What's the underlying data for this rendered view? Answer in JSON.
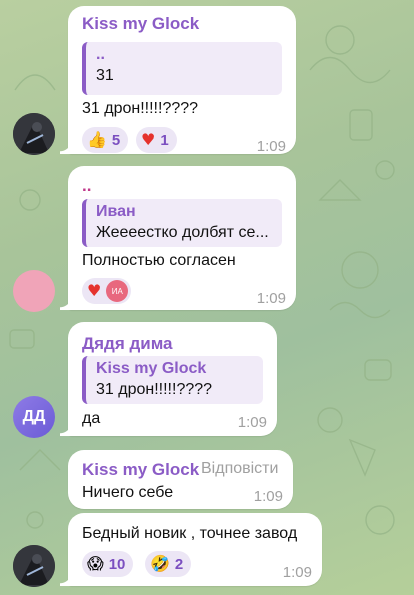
{
  "messages": [
    {
      "sender": "Kiss my Glock",
      "sender_color": "#8b5cc6",
      "quote": {
        "name": "..",
        "text": "31"
      },
      "text": "31 дрон!!!!!????",
      "reactions": [
        {
          "icon": "thumbs-up-icon",
          "emoji": "👍",
          "count": "5"
        },
        {
          "icon": "heart-icon",
          "emoji": "♥",
          "count": "1"
        }
      ],
      "time": "1:09"
    },
    {
      "sender": "..",
      "sender_color": "#c0398b",
      "quote": {
        "name": "Иван",
        "text": "Жеееестко долбят се..."
      },
      "text": "Полностью согласен",
      "reactions": [
        {
          "icon": "heart-icon",
          "emoji": "♥"
        }
      ],
      "reactor_initials": "ИА",
      "time": "1:09"
    },
    {
      "sender": "Дядя дима",
      "sender_color": "#8b5cc6",
      "quote": {
        "name": "Kiss my Glock",
        "text": "31 дрон!!!!!????"
      },
      "text": "да",
      "avatar_initials": "ДД",
      "time": "1:09"
    },
    {
      "sender": "Kiss my Glock",
      "sender_color": "#8b5cc6",
      "reply_label": "Відповісти",
      "text": "Ничего себе",
      "time": "1:09"
    },
    {
      "text": "Бедный новик , точнее завод",
      "reactions": [
        {
          "icon": "scream-face-icon",
          "emoji": "😱",
          "count": "10"
        },
        {
          "icon": "rofl-face-icon",
          "emoji": "🤣",
          "count": "2"
        }
      ],
      "time": "1:09"
    }
  ]
}
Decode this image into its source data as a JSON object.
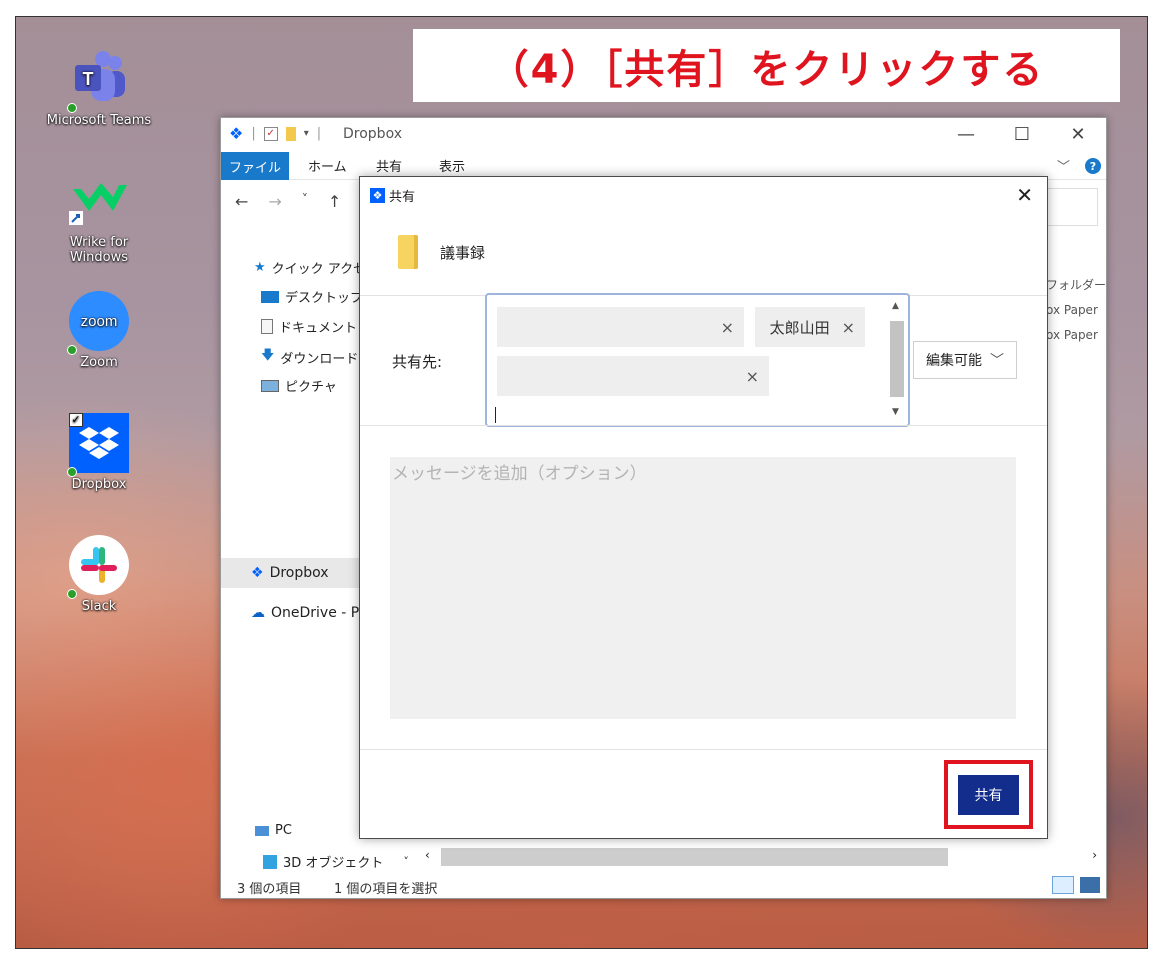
{
  "banner": {
    "text": "（4）［共有］をクリックする"
  },
  "desktop_icons": [
    {
      "label": "Microsoft Teams",
      "icon": "teams-icon"
    },
    {
      "label": "Wrike for Windows",
      "icon": "wrike-icon"
    },
    {
      "label": "Zoom",
      "icon": "zoom-icon",
      "glyph": "zoom"
    },
    {
      "label": "Dropbox",
      "icon": "dropbox-icon"
    },
    {
      "label": "Slack",
      "icon": "slack-icon"
    }
  ],
  "explorer": {
    "title": "Dropbox",
    "window_buttons": {
      "minimize": "—",
      "maximize": "☐",
      "close": "✕"
    },
    "ribbon": {
      "file": "ファイル",
      "home": "ホーム",
      "share": "共有",
      "view": "表示",
      "collapse": "﹀",
      "help": "?"
    },
    "nav": {
      "back": "←",
      "forward": "→",
      "recent": "˅",
      "up": "↑"
    },
    "sidebar": {
      "quick_access": "クイック アクセス",
      "desktop": "デスクトップ",
      "documents": "ドキュメント",
      "downloads": "ダウンロード",
      "pictures": "ピクチャ",
      "dropbox": "Dropbox",
      "onedrive": "OneDrive - P",
      "pc": "PC",
      "objects3d": "3D オブジェクト"
    },
    "right_column": [
      "フォルダー",
      "ox Paper",
      "ox Paper"
    ],
    "status": {
      "count": "3 個の項目",
      "selected": "1 個の項目を選択"
    }
  },
  "dialog": {
    "title": "共有",
    "close": "✕",
    "folder_name": "議事録",
    "share_to_label": "共有先:",
    "recipients": [
      {
        "name": "",
        "remove": "×"
      },
      {
        "name": "太郎山田",
        "remove": "×"
      },
      {
        "name": "",
        "remove": "×"
      }
    ],
    "permission": {
      "value": "編集可能",
      "arrow": "﹀"
    },
    "message_placeholder": "メッセージを追加（オプション）",
    "share_button": "共有"
  },
  "colors": {
    "banner_text": "#e0141e",
    "share_button": "#122d8c",
    "highlight": "#e0141e",
    "file_tab": "#1979ca"
  }
}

Given task:
Copy the whole listing above word for word but do not carry over the pictures.

Task output:
What's the underlying data for this rendered view? Answer in JSON.
{
  "messages": [
    {
      "sender": "Kiss my Glock",
      "sender_color": "#8b5cc6",
      "quote": {
        "name": "..",
        "text": "31"
      },
      "text": "31 дрон!!!!!????",
      "reactions": [
        {
          "icon": "thumbs-up-icon",
          "emoji": "👍",
          "count": "5"
        },
        {
          "icon": "heart-icon",
          "emoji": "♥",
          "count": "1"
        }
      ],
      "time": "1:09"
    },
    {
      "sender": "..",
      "sender_color": "#c0398b",
      "quote": {
        "name": "Иван",
        "text": "Жеееестко долбят се..."
      },
      "text": "Полностью согласен",
      "reactions": [
        {
          "icon": "heart-icon",
          "emoji": "♥"
        }
      ],
      "reactor_initials": "ИА",
      "time": "1:09"
    },
    {
      "sender": "Дядя дима",
      "sender_color": "#8b5cc6",
      "quote": {
        "name": "Kiss my Glock",
        "text": "31 дрон!!!!!????"
      },
      "text": "да",
      "avatar_initials": "ДД",
      "time": "1:09"
    },
    {
      "sender": "Kiss my Glock",
      "sender_color": "#8b5cc6",
      "reply_label": "Відповісти",
      "text": "Ничего себе",
      "time": "1:09"
    },
    {
      "text": "Бедный новик , точнее завод",
      "reactions": [
        {
          "icon": "scream-face-icon",
          "emoji": "😱",
          "count": "10"
        },
        {
          "icon": "rofl-face-icon",
          "emoji": "🤣",
          "count": "2"
        }
      ],
      "time": "1:09"
    }
  ]
}
Decode this image into its source data as a JSON object.
{
  "banner": {
    "text": "（4）［共有］をクリックする"
  },
  "desktop_icons": [
    {
      "label": "Microsoft Teams",
      "icon": "teams-icon"
    },
    {
      "label": "Wrike for Windows",
      "icon": "wrike-icon"
    },
    {
      "label": "Zoom",
      "icon": "zoom-icon",
      "glyph": "zoom"
    },
    {
      "label": "Dropbox",
      "icon": "dropbox-icon"
    },
    {
      "label": "Slack",
      "icon": "slack-icon"
    }
  ],
  "explorer": {
    "title": "Dropbox",
    "window_buttons": {
      "minimize": "—",
      "maximize": "☐",
      "close": "✕"
    },
    "ribbon": {
      "file": "ファイル",
      "home": "ホーム",
      "share": "共有",
      "view": "表示",
      "collapse": "﹀",
      "help": "?"
    },
    "nav": {
      "back": "←",
      "forward": "→",
      "recent": "˅",
      "up": "↑"
    },
    "sidebar": {
      "quick_access": "クイック アクセス",
      "desktop": "デスクトップ",
      "documents": "ドキュメント",
      "downloads": "ダウンロード",
      "pictures": "ピクチャ",
      "dropbox": "Dropbox",
      "onedrive": "OneDrive - P",
      "pc": "PC",
      "objects3d": "3D オブジェクト"
    },
    "right_column": [
      "フォルダー",
      "ox Paper",
      "ox Paper"
    ],
    "status": {
      "count": "3 個の項目",
      "selected": "1 個の項目を選択"
    }
  },
  "dialog": {
    "title": "共有",
    "close": "✕",
    "folder_name": "議事録",
    "share_to_label": "共有先:",
    "recipients": [
      {
        "name": "",
        "remove": "×"
      },
      {
        "name": "太郎山田",
        "remove": "×"
      },
      {
        "name": "",
        "remove": "×"
      }
    ],
    "permission": {
      "value": "編集可能",
      "arrow": "﹀"
    },
    "message_placeholder": "メッセージを追加（オプション）",
    "share_button": "共有"
  },
  "colors": {
    "banner_text": "#e0141e",
    "share_button": "#122d8c",
    "highlight": "#e0141e",
    "file_tab": "#1979ca"
  }
}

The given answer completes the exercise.